(Saved data entries)

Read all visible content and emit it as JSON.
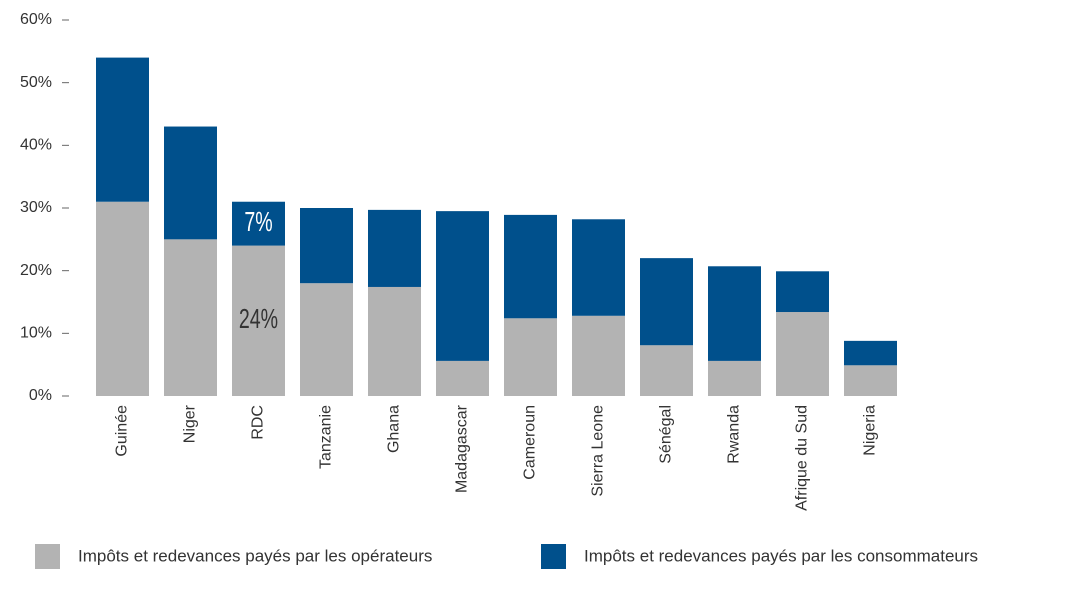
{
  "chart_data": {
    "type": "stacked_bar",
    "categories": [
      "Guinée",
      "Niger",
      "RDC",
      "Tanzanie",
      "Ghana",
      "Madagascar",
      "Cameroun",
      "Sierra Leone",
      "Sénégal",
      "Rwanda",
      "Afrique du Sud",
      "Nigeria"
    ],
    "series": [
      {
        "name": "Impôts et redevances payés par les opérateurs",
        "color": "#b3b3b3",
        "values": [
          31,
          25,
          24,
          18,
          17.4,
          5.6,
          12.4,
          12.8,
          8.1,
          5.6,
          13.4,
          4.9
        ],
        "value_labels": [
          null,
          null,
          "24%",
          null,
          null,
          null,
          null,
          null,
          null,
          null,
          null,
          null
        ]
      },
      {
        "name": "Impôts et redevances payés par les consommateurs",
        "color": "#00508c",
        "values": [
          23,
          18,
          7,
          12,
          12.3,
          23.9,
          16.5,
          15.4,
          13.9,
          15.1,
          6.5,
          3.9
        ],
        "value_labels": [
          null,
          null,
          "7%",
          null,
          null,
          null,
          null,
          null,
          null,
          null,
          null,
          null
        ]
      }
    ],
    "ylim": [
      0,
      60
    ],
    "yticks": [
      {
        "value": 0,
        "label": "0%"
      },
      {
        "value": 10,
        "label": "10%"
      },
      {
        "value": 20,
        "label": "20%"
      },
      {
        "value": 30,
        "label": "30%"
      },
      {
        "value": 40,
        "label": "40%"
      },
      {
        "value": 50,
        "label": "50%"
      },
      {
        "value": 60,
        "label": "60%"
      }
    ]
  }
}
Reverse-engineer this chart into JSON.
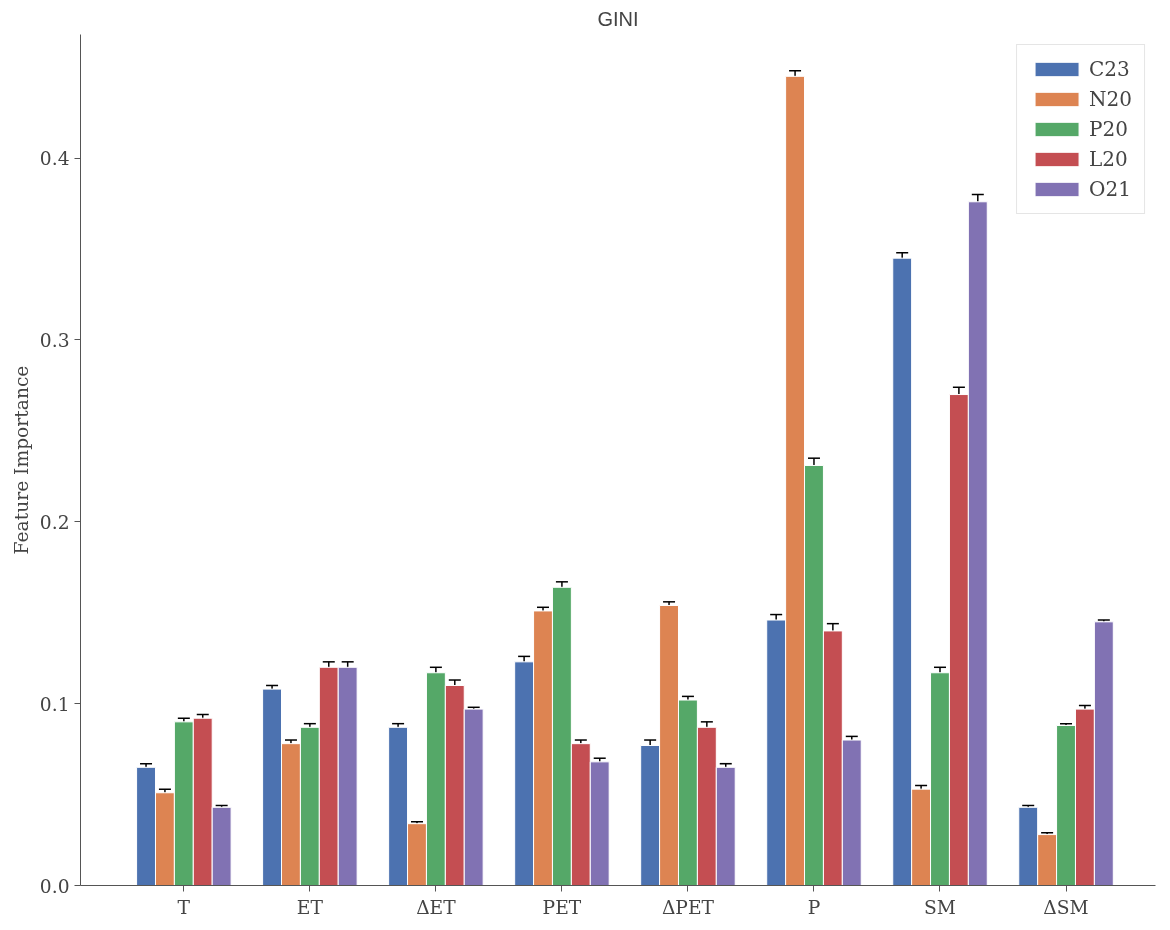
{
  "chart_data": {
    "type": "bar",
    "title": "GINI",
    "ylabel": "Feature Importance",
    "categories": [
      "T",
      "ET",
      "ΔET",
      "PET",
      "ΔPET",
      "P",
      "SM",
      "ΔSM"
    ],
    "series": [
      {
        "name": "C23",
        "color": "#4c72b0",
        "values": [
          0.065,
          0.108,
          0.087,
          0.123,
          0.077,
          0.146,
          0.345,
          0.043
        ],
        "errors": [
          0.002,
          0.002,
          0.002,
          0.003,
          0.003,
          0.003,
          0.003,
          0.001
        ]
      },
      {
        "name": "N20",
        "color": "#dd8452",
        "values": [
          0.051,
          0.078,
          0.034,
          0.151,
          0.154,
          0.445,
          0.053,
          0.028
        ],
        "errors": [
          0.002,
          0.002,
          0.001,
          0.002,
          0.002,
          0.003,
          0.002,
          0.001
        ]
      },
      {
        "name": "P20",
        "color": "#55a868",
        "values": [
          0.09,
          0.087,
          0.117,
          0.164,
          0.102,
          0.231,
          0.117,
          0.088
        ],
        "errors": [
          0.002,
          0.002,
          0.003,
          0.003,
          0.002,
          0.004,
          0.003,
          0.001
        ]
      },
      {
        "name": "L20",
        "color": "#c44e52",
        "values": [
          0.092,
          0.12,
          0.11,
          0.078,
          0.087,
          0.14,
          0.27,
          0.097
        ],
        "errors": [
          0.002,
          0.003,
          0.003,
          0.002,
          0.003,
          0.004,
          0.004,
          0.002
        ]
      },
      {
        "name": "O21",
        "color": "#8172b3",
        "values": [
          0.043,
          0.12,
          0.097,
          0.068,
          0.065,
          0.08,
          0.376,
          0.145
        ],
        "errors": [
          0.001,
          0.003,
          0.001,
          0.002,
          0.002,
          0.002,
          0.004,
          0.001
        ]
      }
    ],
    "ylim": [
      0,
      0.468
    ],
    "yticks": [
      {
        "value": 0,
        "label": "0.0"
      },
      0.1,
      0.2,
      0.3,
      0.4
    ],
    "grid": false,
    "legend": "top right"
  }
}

What is expected:
Strip out the images, then output the records above word for word.

The answer:
Read all visible content and emit it as JSON.
{
  "chart_data": {
    "type": "stacked_bar",
    "categories": [
      "Guinée",
      "Niger",
      "RDC",
      "Tanzanie",
      "Ghana",
      "Madagascar",
      "Cameroun",
      "Sierra Leone",
      "Sénégal",
      "Rwanda",
      "Afrique du Sud",
      "Nigeria"
    ],
    "series": [
      {
        "name": "Impôts et redevances payés par les opérateurs",
        "color": "#b3b3b3",
        "values": [
          31,
          25,
          24,
          18,
          17.4,
          5.6,
          12.4,
          12.8,
          8.1,
          5.6,
          13.4,
          4.9
        ],
        "value_labels": [
          null,
          null,
          "24%",
          null,
          null,
          null,
          null,
          null,
          null,
          null,
          null,
          null
        ]
      },
      {
        "name": "Impôts et redevances payés par les consommateurs",
        "color": "#00508c",
        "values": [
          23,
          18,
          7,
          12,
          12.3,
          23.9,
          16.5,
          15.4,
          13.9,
          15.1,
          6.5,
          3.9
        ],
        "value_labels": [
          null,
          null,
          "7%",
          null,
          null,
          null,
          null,
          null,
          null,
          null,
          null,
          null
        ]
      }
    ],
    "ylim": [
      0,
      60
    ],
    "yticks": [
      {
        "value": 0,
        "label": "0%"
      },
      {
        "value": 10,
        "label": "10%"
      },
      {
        "value": 20,
        "label": "20%"
      },
      {
        "value": 30,
        "label": "30%"
      },
      {
        "value": 40,
        "label": "40%"
      },
      {
        "value": 50,
        "label": "50%"
      },
      {
        "value": 60,
        "label": "60%"
      }
    ]
  }
}
Reverse-engineer this chart into JSON.
{
  "chart_data": {
    "type": "bar",
    "title": "GINI",
    "ylabel": "Feature Importance",
    "categories": [
      "T",
      "ET",
      "ΔET",
      "PET",
      "ΔPET",
      "P",
      "SM",
      "ΔSM"
    ],
    "series": [
      {
        "name": "C23",
        "color": "#4c72b0",
        "values": [
          0.065,
          0.108,
          0.087,
          0.123,
          0.077,
          0.146,
          0.345,
          0.043
        ],
        "errors": [
          0.002,
          0.002,
          0.002,
          0.003,
          0.003,
          0.003,
          0.003,
          0.001
        ]
      },
      {
        "name": "N20",
        "color": "#dd8452",
        "values": [
          0.051,
          0.078,
          0.034,
          0.151,
          0.154,
          0.445,
          0.053,
          0.028
        ],
        "errors": [
          0.002,
          0.002,
          0.001,
          0.002,
          0.002,
          0.003,
          0.002,
          0.001
        ]
      },
      {
        "name": "P20",
        "color": "#55a868",
        "values": [
          0.09,
          0.087,
          0.117,
          0.164,
          0.102,
          0.231,
          0.117,
          0.088
        ],
        "errors": [
          0.002,
          0.002,
          0.003,
          0.003,
          0.002,
          0.004,
          0.003,
          0.001
        ]
      },
      {
        "name": "L20",
        "color": "#c44e52",
        "values": [
          0.092,
          0.12,
          0.11,
          0.078,
          0.087,
          0.14,
          0.27,
          0.097
        ],
        "errors": [
          0.002,
          0.003,
          0.003,
          0.002,
          0.003,
          0.004,
          0.004,
          0.002
        ]
      },
      {
        "name": "O21",
        "color": "#8172b3",
        "values": [
          0.043,
          0.12,
          0.097,
          0.068,
          0.065,
          0.08,
          0.376,
          0.145
        ],
        "errors": [
          0.001,
          0.003,
          0.001,
          0.002,
          0.002,
          0.002,
          0.004,
          0.001
        ]
      }
    ],
    "ylim": [
      0,
      0.468
    ],
    "yticks": [
      {
        "value": 0,
        "label": "0.0"
      },
      0.1,
      0.2,
      0.3,
      0.4
    ],
    "grid": false,
    "legend": "top right"
  }
}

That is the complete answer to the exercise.